Go through the listing that follows and write it out exactly. Drop the pictures.

▸ INPUT RECORDS:
————
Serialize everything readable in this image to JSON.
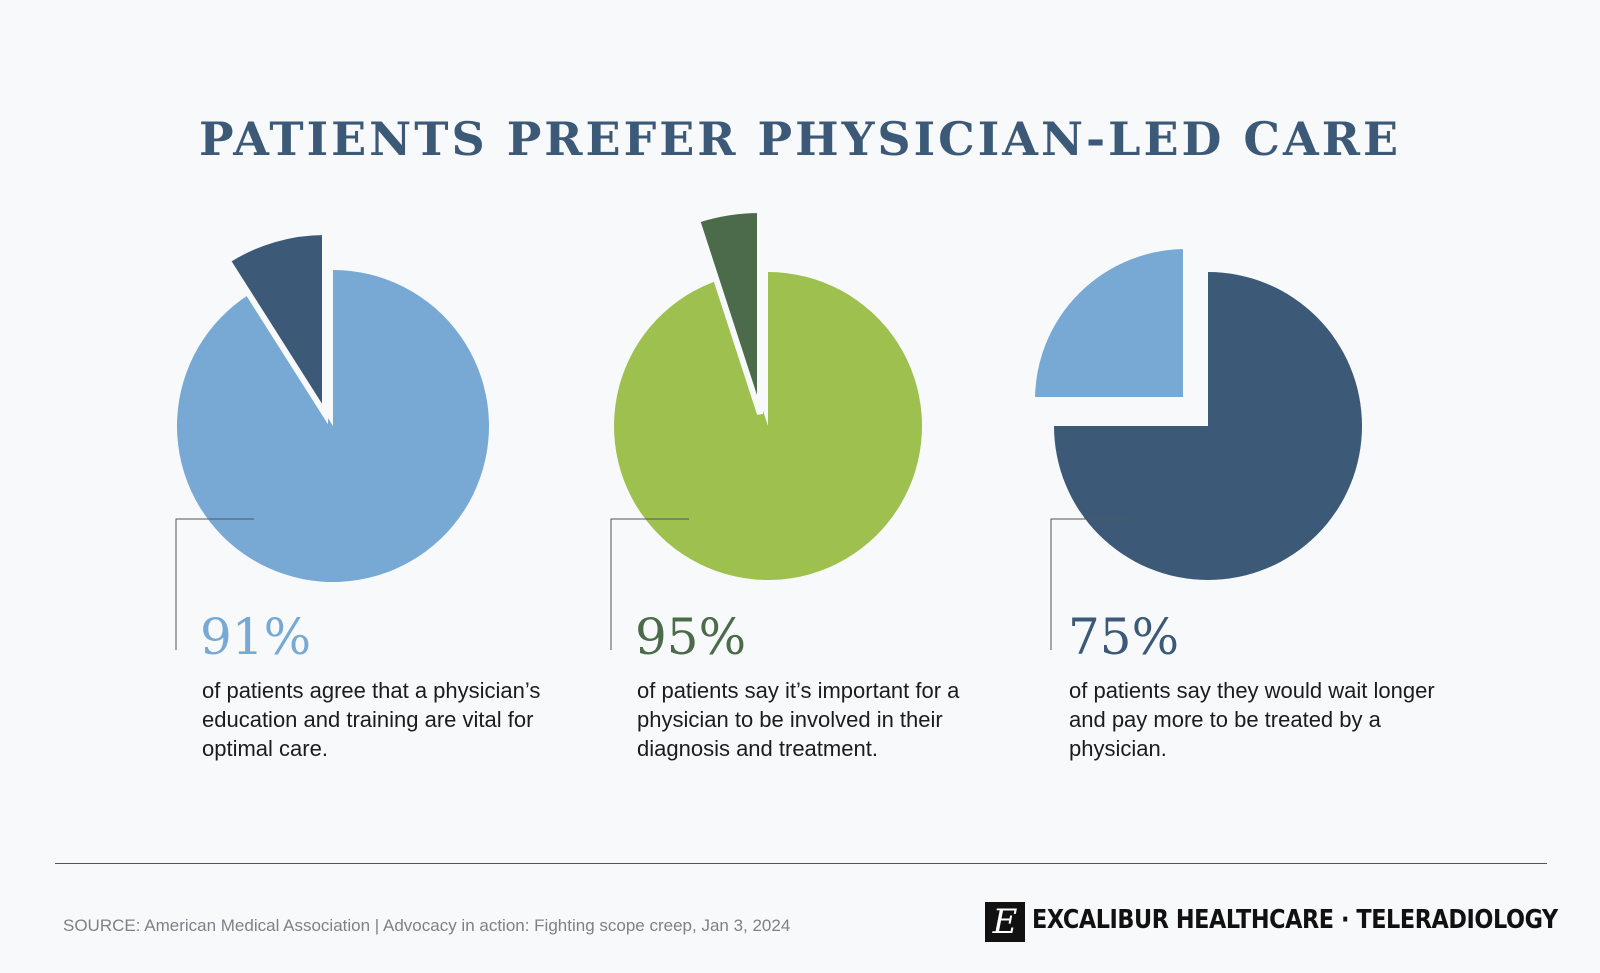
{
  "title": "PATIENTS PREFER PHYSICIAN-LED CARE",
  "chart_data": [
    {
      "type": "pie",
      "values": [
        91,
        9
      ],
      "colors": [
        "#78a9d5",
        "#3c5a78"
      ],
      "value_label": "91%",
      "value_color": "#78a9d5",
      "description": "of patients agree that a physician’s education and training are vital for optimal care."
    },
    {
      "type": "pie",
      "values": [
        95,
        5
      ],
      "colors": [
        "#9ec04e",
        "#4b6b4a"
      ],
      "value_label": "95%",
      "value_color": "#4b6b4a",
      "description": "of patients say it’s important for a physician to be involved in their diagnosis and treatment."
    },
    {
      "type": "pie",
      "values": [
        75,
        25
      ],
      "colors": [
        "#3c5a78",
        "#78a9d5"
      ],
      "value_label": "75%",
      "value_color": "#3c5a78",
      "description": "of patients say they would wait longer and pay more to be treated by a physician."
    }
  ],
  "footer": {
    "source": "SOURCE: American Medical Association  | Advocacy in action: Fighting scope creep, Jan 3, 2024",
    "brand": "EXCALIBUR HEALTHCARE · TELERADIOLOGY",
    "brand_icon": "E"
  }
}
————
▸ RESULT OF THIS TASK:
Serialize everything readable in this image to JSON.
{
  "title": "PATIENTS PREFER PHYSICIAN-LED CARE",
  "chart_data": [
    {
      "type": "pie",
      "values": [
        91,
        9
      ],
      "colors": [
        "#78a9d5",
        "#3c5a78"
      ],
      "value_label": "91%",
      "value_color": "#78a9d5",
      "description": "of patients agree that a physician’s education and training are vital for optimal care."
    },
    {
      "type": "pie",
      "values": [
        95,
        5
      ],
      "colors": [
        "#9ec04e",
        "#4b6b4a"
      ],
      "value_label": "95%",
      "value_color": "#4b6b4a",
      "description": "of patients say it’s important for a physician to be involved in their diagnosis and treatment."
    },
    {
      "type": "pie",
      "values": [
        75,
        25
      ],
      "colors": [
        "#3c5a78",
        "#78a9d5"
      ],
      "value_label": "75%",
      "value_color": "#3c5a78",
      "description": "of patients say they would wait longer and pay more to be treated by a physician."
    }
  ],
  "footer": {
    "source": "SOURCE: American Medical Association  | Advocacy in action: Fighting scope creep, Jan 3, 2024",
    "brand": "EXCALIBUR HEALTHCARE · TELERADIOLOGY",
    "brand_icon": "E"
  }
}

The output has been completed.